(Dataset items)
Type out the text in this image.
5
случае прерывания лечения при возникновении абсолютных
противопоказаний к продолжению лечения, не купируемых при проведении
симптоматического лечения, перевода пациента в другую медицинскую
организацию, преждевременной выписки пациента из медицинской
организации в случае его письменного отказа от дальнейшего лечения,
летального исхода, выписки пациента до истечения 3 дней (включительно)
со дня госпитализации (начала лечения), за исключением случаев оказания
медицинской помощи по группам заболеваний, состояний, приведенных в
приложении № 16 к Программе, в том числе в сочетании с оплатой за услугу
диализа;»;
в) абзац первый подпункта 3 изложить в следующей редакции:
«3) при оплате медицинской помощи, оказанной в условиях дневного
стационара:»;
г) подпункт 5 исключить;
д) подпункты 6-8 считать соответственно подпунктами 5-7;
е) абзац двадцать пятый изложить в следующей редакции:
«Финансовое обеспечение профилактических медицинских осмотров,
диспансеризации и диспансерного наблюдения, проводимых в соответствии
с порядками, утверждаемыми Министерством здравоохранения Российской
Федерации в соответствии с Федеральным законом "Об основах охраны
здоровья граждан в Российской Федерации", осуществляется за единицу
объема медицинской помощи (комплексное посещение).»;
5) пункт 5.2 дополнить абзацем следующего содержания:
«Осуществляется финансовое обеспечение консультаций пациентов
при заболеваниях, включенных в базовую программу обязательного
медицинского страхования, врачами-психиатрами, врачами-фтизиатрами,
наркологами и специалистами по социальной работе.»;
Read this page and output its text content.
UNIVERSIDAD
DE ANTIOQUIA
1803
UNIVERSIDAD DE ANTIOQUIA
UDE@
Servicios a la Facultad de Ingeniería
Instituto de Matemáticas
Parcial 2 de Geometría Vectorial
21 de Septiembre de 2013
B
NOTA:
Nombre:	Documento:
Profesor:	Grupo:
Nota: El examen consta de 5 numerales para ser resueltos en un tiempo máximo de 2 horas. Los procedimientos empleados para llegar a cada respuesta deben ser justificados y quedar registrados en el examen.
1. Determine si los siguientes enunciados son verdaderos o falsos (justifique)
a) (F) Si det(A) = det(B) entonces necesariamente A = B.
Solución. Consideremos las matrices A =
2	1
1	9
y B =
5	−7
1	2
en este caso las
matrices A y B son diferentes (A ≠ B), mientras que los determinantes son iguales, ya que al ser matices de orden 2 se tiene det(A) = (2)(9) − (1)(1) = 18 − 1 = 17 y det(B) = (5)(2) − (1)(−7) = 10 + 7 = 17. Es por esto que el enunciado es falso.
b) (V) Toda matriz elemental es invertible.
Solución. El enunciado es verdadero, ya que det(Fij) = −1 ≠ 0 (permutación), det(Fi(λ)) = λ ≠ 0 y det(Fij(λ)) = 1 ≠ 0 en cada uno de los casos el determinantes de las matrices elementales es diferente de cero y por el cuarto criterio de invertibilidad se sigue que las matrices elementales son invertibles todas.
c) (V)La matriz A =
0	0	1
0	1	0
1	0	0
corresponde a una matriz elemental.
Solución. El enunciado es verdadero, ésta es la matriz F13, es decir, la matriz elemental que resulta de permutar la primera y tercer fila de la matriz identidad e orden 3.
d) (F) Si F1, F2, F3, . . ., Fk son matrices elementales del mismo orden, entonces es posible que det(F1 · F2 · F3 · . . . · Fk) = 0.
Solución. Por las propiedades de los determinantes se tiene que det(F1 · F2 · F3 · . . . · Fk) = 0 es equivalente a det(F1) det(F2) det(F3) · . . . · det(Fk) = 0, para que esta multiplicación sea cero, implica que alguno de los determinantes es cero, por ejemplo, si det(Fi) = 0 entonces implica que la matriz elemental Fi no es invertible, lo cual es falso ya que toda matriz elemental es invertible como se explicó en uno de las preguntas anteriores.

The request.
Would you restate each of the entries word for word?

Answer to this exercise.
Type out the text in this image.
5
случае прерывания лечения при возникновении абсолютных
противопоказаний к продолжению лечения, не купируемых при проведении
симптоматического лечения, перевода пациента в другую медицинскую
организацию, преждевременной выписки пациента из медицинской
организации в случае его письменного отказа от дальнейшего лечения,
летального исхода, выписки пациента до истечения 3 дней (включительно)
со дня госпитализации (начала лечения), за исключением случаев оказания
медицинской помощи по группам заболеваний, состояний, приведенных в
приложении № 16 к Программе, в том числе в сочетании с оплатой за услугу
диализа;»;
в) абзац первый подпункта 3 изложить в следующей редакции:
«3) при оплате медицинской помощи, оказанной в условиях дневного
стационара:»;
г) подпункт 5 исключить;
д) подпункты 6-8 считать соответственно подпунктами 5-7;
е) абзац двадцать пятый изложить в следующей редакции:
«Финансовое обеспечение профилактических медицинских осмотров,
диспансеризации и диспансерного наблюдения, проводимых в соответствии
с порядками, утверждаемыми Министерством здравоохранения Российской
Федерации в соответствии с Федеральным законом "Об основах охраны
здоровья граждан в Российской Федерации", осуществляется за единицу
объема медицинской помощи (комплексное посещение).»;
5) пункт 5.2 дополнить абзацем следующего содержания:
«Осуществляется финансовое обеспечение консультаций пациентов
при заболеваниях, включенных в базовую программу обязательного
медицинского страхования, врачами-психиатрами, врачами-фтизиатрами,
наркологами и специалистами по социальной работе.»;
Read this page and output its text content.
UNIVERSIDAD
DE ANTIOQUIA
1803
UNIVERSIDAD DE ANTIOQUIA
UDE@
Servicios a la Facultad de Ingeniería
Instituto de Matemáticas
Parcial 2 de Geometría Vectorial
21 de Septiembre de 2013
B
NOTA:
Nombre:	Documento:
Profesor:	Grupo:
Nota: El examen consta de 5 numerales para ser resueltos en un tiempo máximo de 2 horas. Los procedimientos empleados para llegar a cada respuesta deben ser justificados y quedar registrados en el examen.
1. Determine si los siguientes enunciados son verdaderos o falsos (justifique)
a) (F) Si det(A) = det(B) entonces necesariamente A = B.
Solución. Consideremos las matrices A =
2	1
1	9
y B =
5	−7
1	2
en este caso las
matrices A y B son diferentes (A ≠ B), mientras que los determinantes son iguales, ya que al ser matices de orden 2 se tiene det(A) = (2)(9) − (1)(1) = 18 − 1 = 17 y det(B) = (5)(2) − (1)(−7) = 10 + 7 = 17. Es por esto que el enunciado es falso.
b) (V) Toda matriz elemental es invertible.
Solución. El enunciado es verdadero, ya que det(Fij) = −1 ≠ 0 (permutación), det(Fi(λ)) = λ ≠ 0 y det(Fij(λ)) = 1 ≠ 0 en cada uno de los casos el determinantes de las matrices elementales es diferente de cero y por el cuarto criterio de invertibilidad se sigue que las matrices elementales son invertibles todas.
c) (V)La matriz A =
0	0	1
0	1	0
1	0	0
corresponde a una matriz elemental.
Solución. El enunciado es verdadero, ésta es la matriz F13, es decir, la matriz elemental que resulta de permutar la primera y tercer fila de la matriz identidad e orden 3.
d) (F) Si F1, F2, F3, . . ., Fk son matrices elementales del mismo orden, entonces es posible que det(F1 · F2 · F3 · . . . · Fk) = 0.
Solución. Por las propiedades de los determinantes se tiene que det(F1 · F2 · F3 · . . . · Fk) = 0 es equivalente a det(F1) det(F2) det(F3) · . . . · det(Fk) = 0, para que esta multiplicación sea cero, implica que alguno de los determinantes es cero, por ejemplo, si det(Fi) = 0 entonces implica que la matriz elemental Fi no es invertible, lo cual es falso ya que toda matriz elemental es invertible como se explicó en uno de las preguntas anteriores.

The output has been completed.